▶ _EXERCISE REQUIREMENTS_
Every entry below is to be copied exactly, apart from any picture it holds.

▶ _DATA_
────────────────

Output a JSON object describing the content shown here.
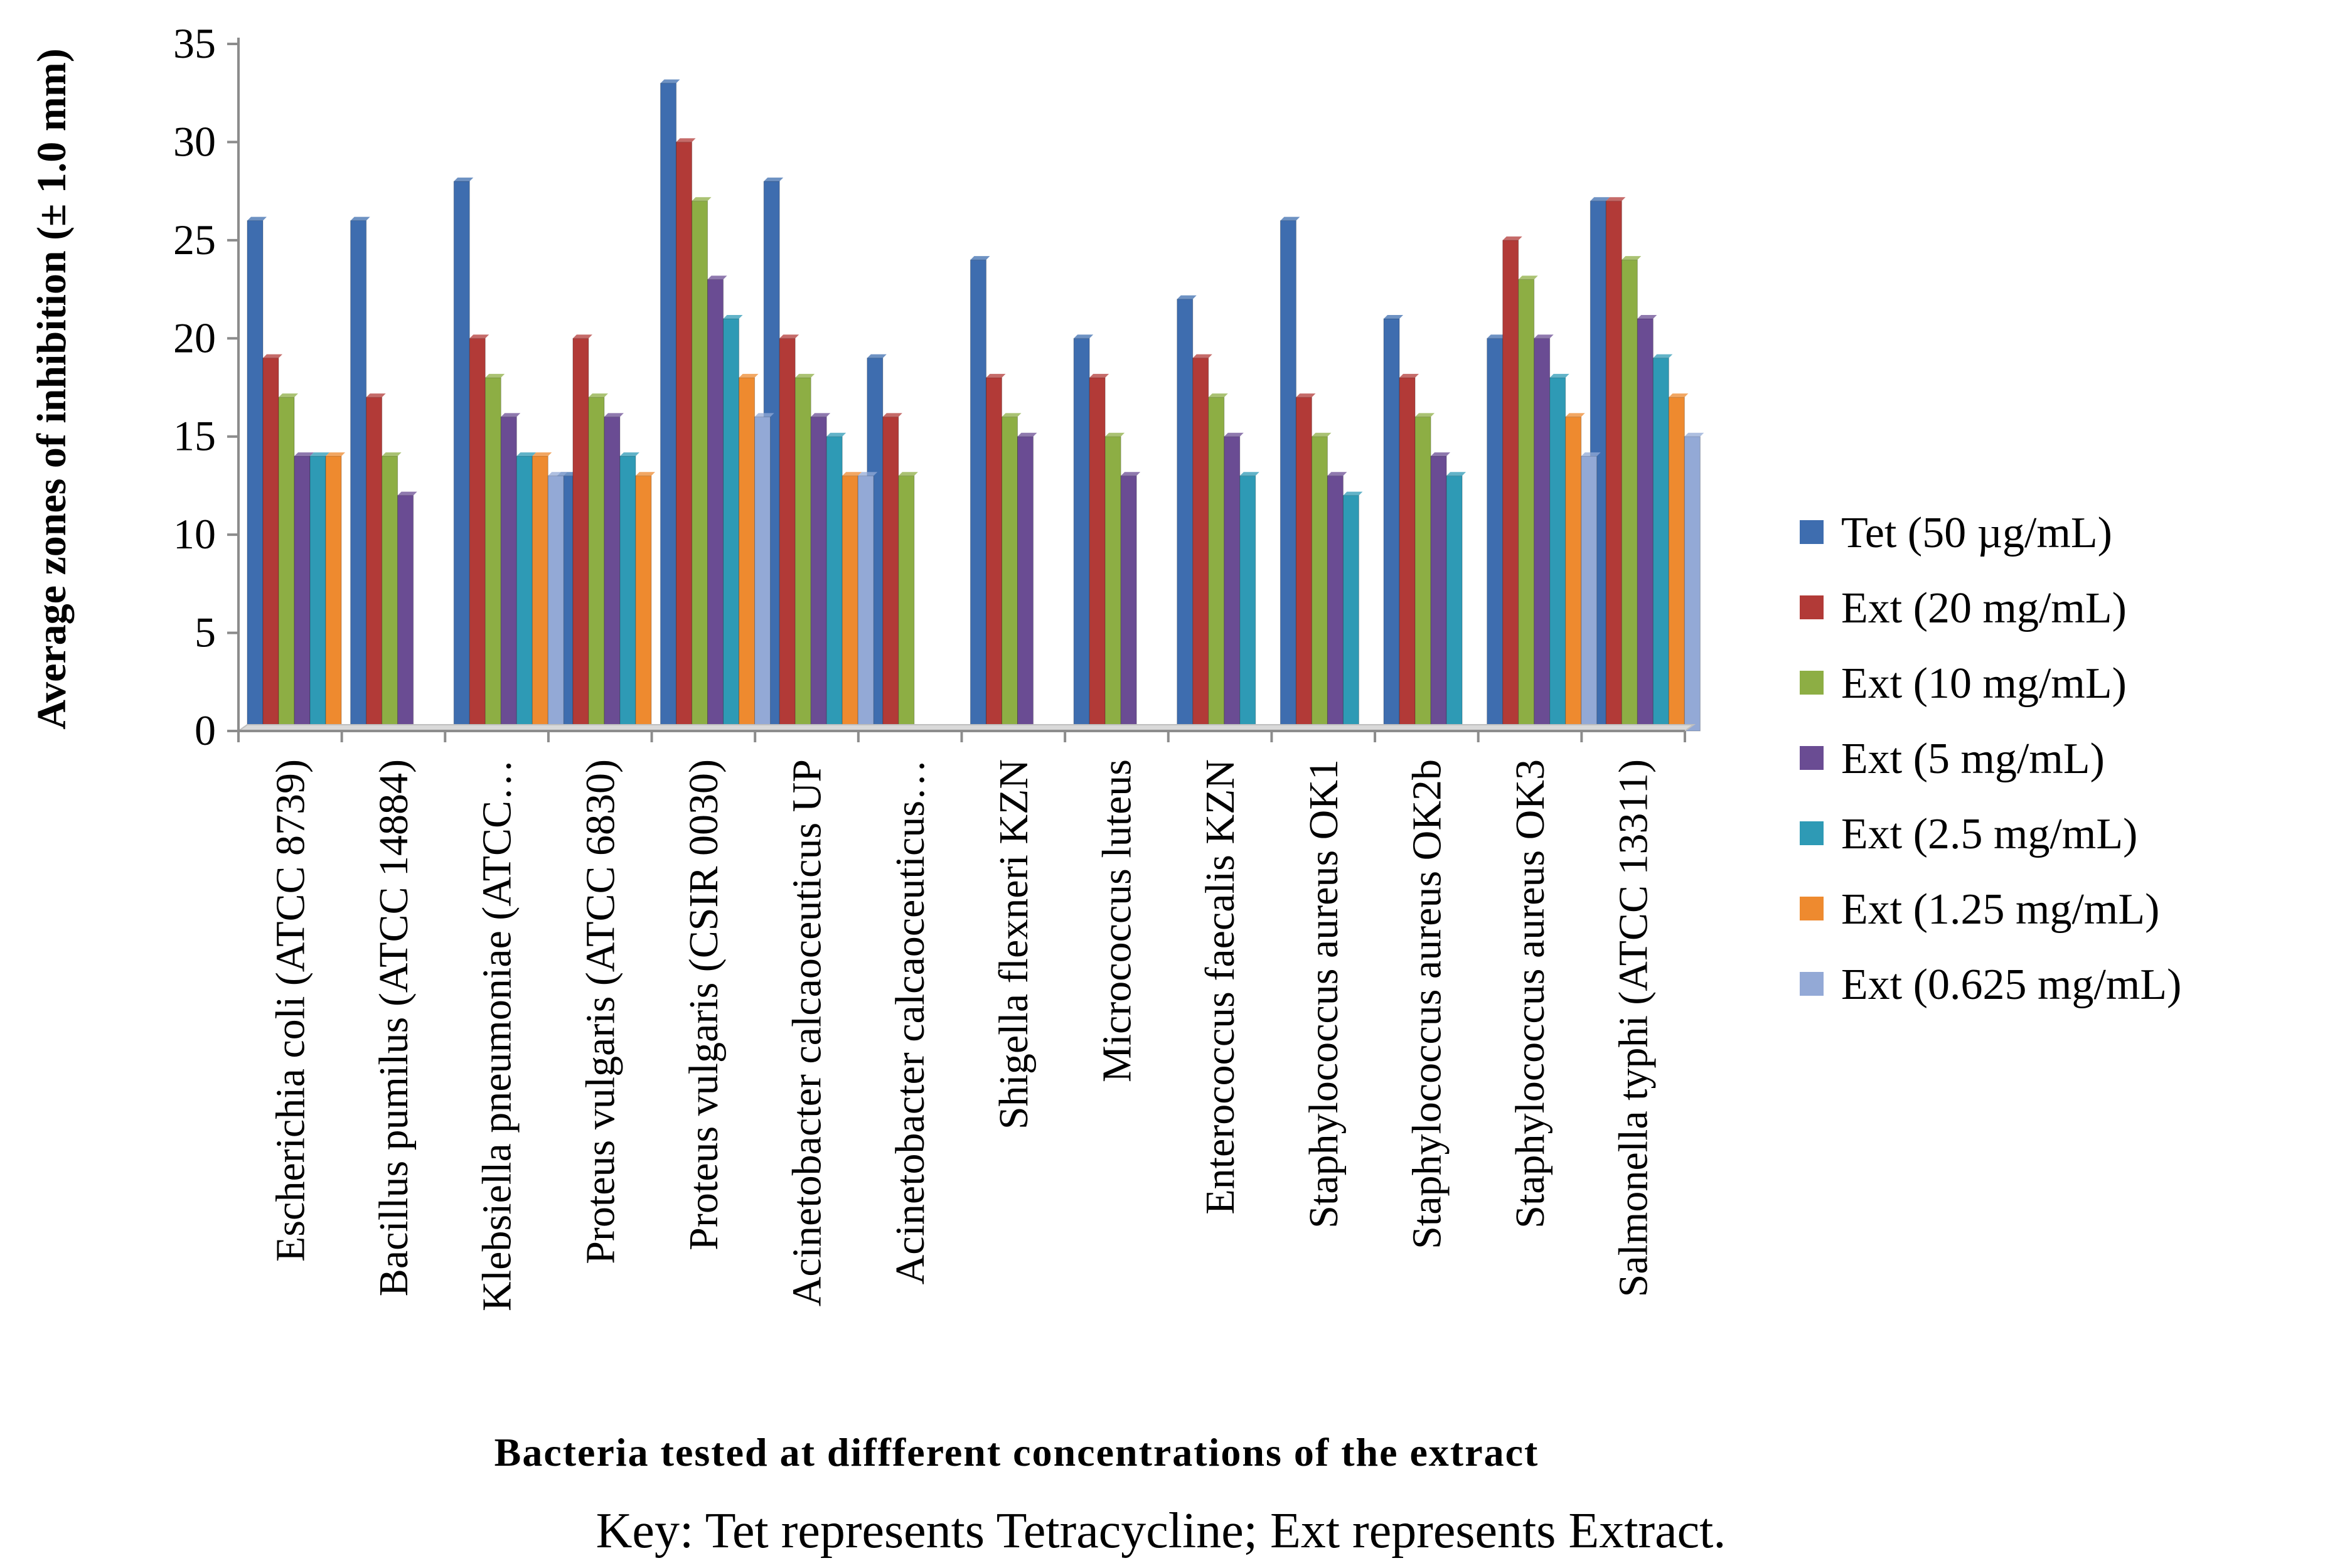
{
  "chart_data": {
    "type": "bar",
    "title": "",
    "xlabel": "Bacteria tested at diffferent concentrations of the extract",
    "ylabel": "Average zones of inhibition (± 1.0 mm)",
    "ylim": [
      0,
      35
    ],
    "yticks": [
      "0",
      "5",
      "10",
      "15",
      "20",
      "25",
      "30",
      "35"
    ],
    "legend_position": "right",
    "categories": [
      "Escherichia coli (ATCC 8739)",
      "Bacillus pumilus (ATCC 14884)",
      "Klebsiella pneumoniae (ATCC…",
      "Proteus vulgaris (ATCC 6830)",
      "Proteus vulgaris (CSIR 0030)",
      "Acinetobacter calcaoceuticus UP",
      "Acinetobacter calcaoceuticus…",
      "Shigella flexneri KZN",
      "Micrococcus luteus",
      "Enterococcus faecalis KZN",
      "Staphylococcus aureus OK1",
      "Staphylococcus aureus OK2b",
      "Staphylococcus aureus OK3",
      "Salmonella typhi (ATCC 13311)"
    ],
    "series": [
      {
        "name": "Tet (50 µg/mL)",
        "color": "#3E6DAF",
        "values": [
          26,
          26,
          28,
          13,
          33,
          28,
          19,
          24,
          20,
          22,
          26,
          21,
          20,
          27
        ]
      },
      {
        "name": "Ext (20 mg/mL)",
        "color": "#B23A37",
        "values": [
          19,
          17,
          20,
          20,
          30,
          20,
          16,
          18,
          18,
          19,
          17,
          18,
          25,
          27
        ]
      },
      {
        "name": "Ext (10 mg/mL)",
        "color": "#8DAE44",
        "values": [
          17,
          14,
          18,
          17,
          27,
          18,
          13,
          16,
          15,
          17,
          15,
          16,
          23,
          24
        ]
      },
      {
        "name": "Ext (5 mg/mL)",
        "color": "#6A4C93",
        "values": [
          14,
          12,
          16,
          16,
          23,
          16,
          0,
          15,
          13,
          15,
          13,
          14,
          20,
          21
        ]
      },
      {
        "name": "Ext (2.5 mg/mL)",
        "color": "#2E9AB5",
        "values": [
          14,
          0,
          14,
          14,
          21,
          15,
          0,
          0,
          0,
          13,
          12,
          13,
          18,
          19
        ]
      },
      {
        "name": "Ext (1.25 mg/mL)",
        "color": "#EE8A2F",
        "values": [
          14,
          0,
          14,
          13,
          18,
          13,
          0,
          0,
          0,
          0,
          0,
          0,
          16,
          17
        ]
      },
      {
        "name": "Ext (0.625 mg/mL)",
        "color": "#93A9D6",
        "values": [
          0,
          0,
          13,
          0,
          16,
          13,
          0,
          0,
          0,
          0,
          0,
          0,
          14,
          15
        ]
      }
    ]
  },
  "footnote": "Key: Tet represents Tetracycline; Ext represents Extract."
}
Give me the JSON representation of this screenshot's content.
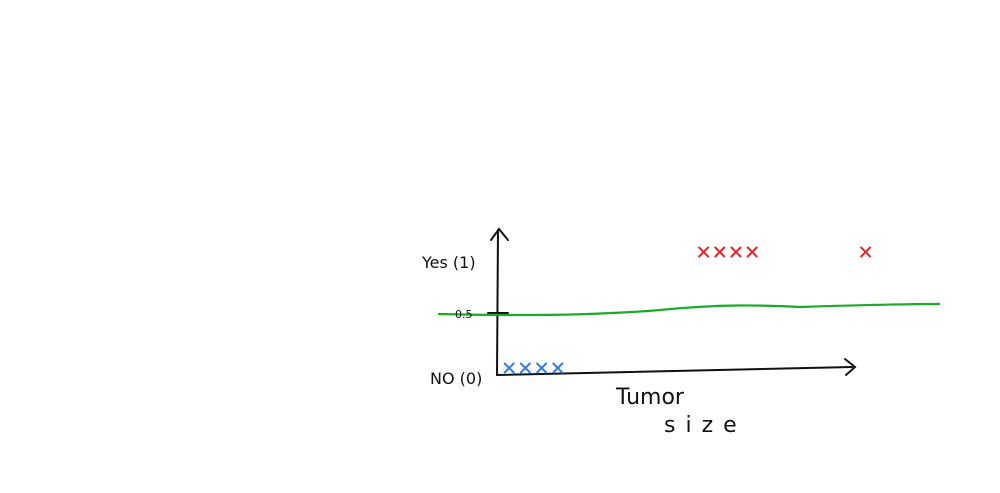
{
  "chart_data": {
    "type": "scatter",
    "title": "",
    "xlabel_line1": "Tumor",
    "xlabel_line2": "size",
    "ylabel": "",
    "y_tick_labels": [
      {
        "value": 1,
        "text": "Yes (1)"
      },
      {
        "value": 0.5,
        "text": "0.5"
      },
      {
        "value": 0,
        "text": "NO (0)"
      }
    ],
    "threshold": {
      "value": 0.5
    },
    "series": [
      {
        "color": "#3a7bd5",
        "x": [
          1,
          2,
          3,
          4
        ],
        "y": [
          0,
          0,
          0,
          0
        ]
      },
      {
        "color": "#e0262b",
        "x": [
          13,
          14,
          15,
          16,
          23
        ],
        "y": [
          1,
          1,
          1,
          1,
          1
        ]
      }
    ],
    "colors": {
      "axis": "#111111",
      "threshold_line": "#1aab2a"
    },
    "grid": false
  }
}
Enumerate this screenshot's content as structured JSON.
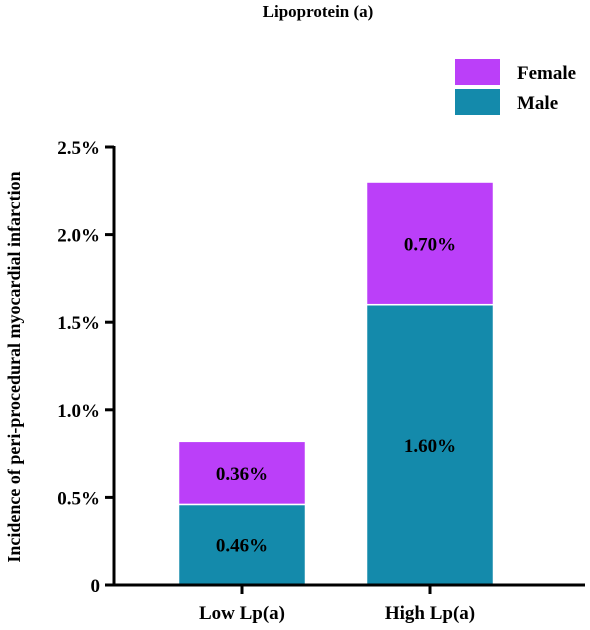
{
  "chart_data": {
    "type": "bar",
    "stacked": true,
    "title": "Lipoprotein (a)",
    "xlabel": "",
    "ylabel": "Incidence of peri-procedural myocardial infarction",
    "categories": [
      "Low Lp(a)",
      "High Lp(a)"
    ],
    "ylim": [
      0,
      2.5
    ],
    "yticks": [
      0,
      0.5,
      1.0,
      1.5,
      2.0,
      2.5
    ],
    "ytick_labels": [
      "0",
      "0.5%",
      "1.0%",
      "1.5%",
      "2.0%",
      "2.5%"
    ],
    "series": [
      {
        "name": "Male",
        "values": [
          0.46,
          1.6
        ],
        "labels": [
          "0.46%",
          "1.60%"
        ],
        "color": "#148aab"
      },
      {
        "name": "Female",
        "values": [
          0.36,
          0.7
        ],
        "labels": [
          "0.36%",
          "0.70%"
        ],
        "color": "#bb3ff9"
      }
    ],
    "legend": {
      "position": "top-right",
      "order": [
        "Female",
        "Male"
      ]
    },
    "grid": false
  }
}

────────────────

▶ _RESPONSE BELOW_
Output a JSON object describing the content shown here.
{
  "chart_data": {
    "type": "bar",
    "title": "",
    "xlabel": "Bacteria tested at diffferent concentrations of the extract",
    "ylabel": "Average zones of inhibition (± 1.0 mm)",
    "ylim": [
      0,
      35
    ],
    "yticks": [
      "0",
      "5",
      "10",
      "15",
      "20",
      "25",
      "30",
      "35"
    ],
    "legend_position": "right",
    "categories": [
      "Escherichia coli (ATCC 8739)",
      "Bacillus pumilus (ATCC 14884)",
      "Klebsiella pneumoniae (ATCC…",
      "Proteus vulgaris (ATCC 6830)",
      "Proteus vulgaris (CSIR 0030)",
      "Acinetobacter calcaoceuticus UP",
      "Acinetobacter calcaoceuticus…",
      "Shigella flexneri KZN",
      "Micrococcus luteus",
      "Enterococcus faecalis KZN",
      "Staphylococcus aureus OK1",
      "Staphylococcus aureus OK2b",
      "Staphylococcus aureus OK3",
      "Salmonella typhi (ATCC 13311)"
    ],
    "series": [
      {
        "name": "Tet (50 µg/mL)",
        "color": "#3E6DAF",
        "values": [
          26,
          26,
          28,
          13,
          33,
          28,
          19,
          24,
          20,
          22,
          26,
          21,
          20,
          27
        ]
      },
      {
        "name": "Ext (20 mg/mL)",
        "color": "#B23A37",
        "values": [
          19,
          17,
          20,
          20,
          30,
          20,
          16,
          18,
          18,
          19,
          17,
          18,
          25,
          27
        ]
      },
      {
        "name": "Ext (10 mg/mL)",
        "color": "#8DAE44",
        "values": [
          17,
          14,
          18,
          17,
          27,
          18,
          13,
          16,
          15,
          17,
          15,
          16,
          23,
          24
        ]
      },
      {
        "name": "Ext (5 mg/mL)",
        "color": "#6A4C93",
        "values": [
          14,
          12,
          16,
          16,
          23,
          16,
          0,
          15,
          13,
          15,
          13,
          14,
          20,
          21
        ]
      },
      {
        "name": "Ext (2.5 mg/mL)",
        "color": "#2E9AB5",
        "values": [
          14,
          0,
          14,
          14,
          21,
          15,
          0,
          0,
          0,
          13,
          12,
          13,
          18,
          19
        ]
      },
      {
        "name": "Ext (1.25 mg/mL)",
        "color": "#EE8A2F",
        "values": [
          14,
          0,
          14,
          13,
          18,
          13,
          0,
          0,
          0,
          0,
          0,
          0,
          16,
          17
        ]
      },
      {
        "name": "Ext (0.625 mg/mL)",
        "color": "#93A9D6",
        "values": [
          0,
          0,
          13,
          0,
          16,
          13,
          0,
          0,
          0,
          0,
          0,
          0,
          14,
          15
        ]
      }
    ]
  },
  "footnote": "Key: Tet represents Tetracycline; Ext represents Extract."
}
Give me the JSON representation of this screenshot's content.
{
  "chart_data": {
    "type": "scatter",
    "title": "",
    "xlabel_line1": "Tumor",
    "xlabel_line2": "size",
    "ylabel": "",
    "y_tick_labels": [
      {
        "value": 1,
        "text": "Yes (1)"
      },
      {
        "value": 0.5,
        "text": "0.5"
      },
      {
        "value": 0,
        "text": "NO (0)"
      }
    ],
    "threshold": {
      "value": 0.5
    },
    "series": [
      {
        "color": "#3a7bd5",
        "x": [
          1,
          2,
          3,
          4
        ],
        "y": [
          0,
          0,
          0,
          0
        ]
      },
      {
        "color": "#e0262b",
        "x": [
          13,
          14,
          15,
          16,
          23
        ],
        "y": [
          1,
          1,
          1,
          1,
          1
        ]
      }
    ],
    "colors": {
      "axis": "#111111",
      "threshold_line": "#1aab2a"
    },
    "grid": false
  }
}
Enumerate this screenshot's content as structured JSON.
{
  "chart_data": {
    "type": "bar",
    "stacked": true,
    "title": "Lipoprotein (a)",
    "xlabel": "",
    "ylabel": "Incidence of peri-procedural myocardial infarction",
    "categories": [
      "Low Lp(a)",
      "High Lp(a)"
    ],
    "ylim": [
      0,
      2.5
    ],
    "yticks": [
      0,
      0.5,
      1.0,
      1.5,
      2.0,
      2.5
    ],
    "ytick_labels": [
      "0",
      "0.5%",
      "1.0%",
      "1.5%",
      "2.0%",
      "2.5%"
    ],
    "series": [
      {
        "name": "Male",
        "values": [
          0.46,
          1.6
        ],
        "labels": [
          "0.46%",
          "1.60%"
        ],
        "color": "#148aab"
      },
      {
        "name": "Female",
        "values": [
          0.36,
          0.7
        ],
        "labels": [
          "0.36%",
          "0.70%"
        ],
        "color": "#bb3ff9"
      }
    ],
    "legend": {
      "position": "top-right",
      "order": [
        "Female",
        "Male"
      ]
    },
    "grid": false
  }
}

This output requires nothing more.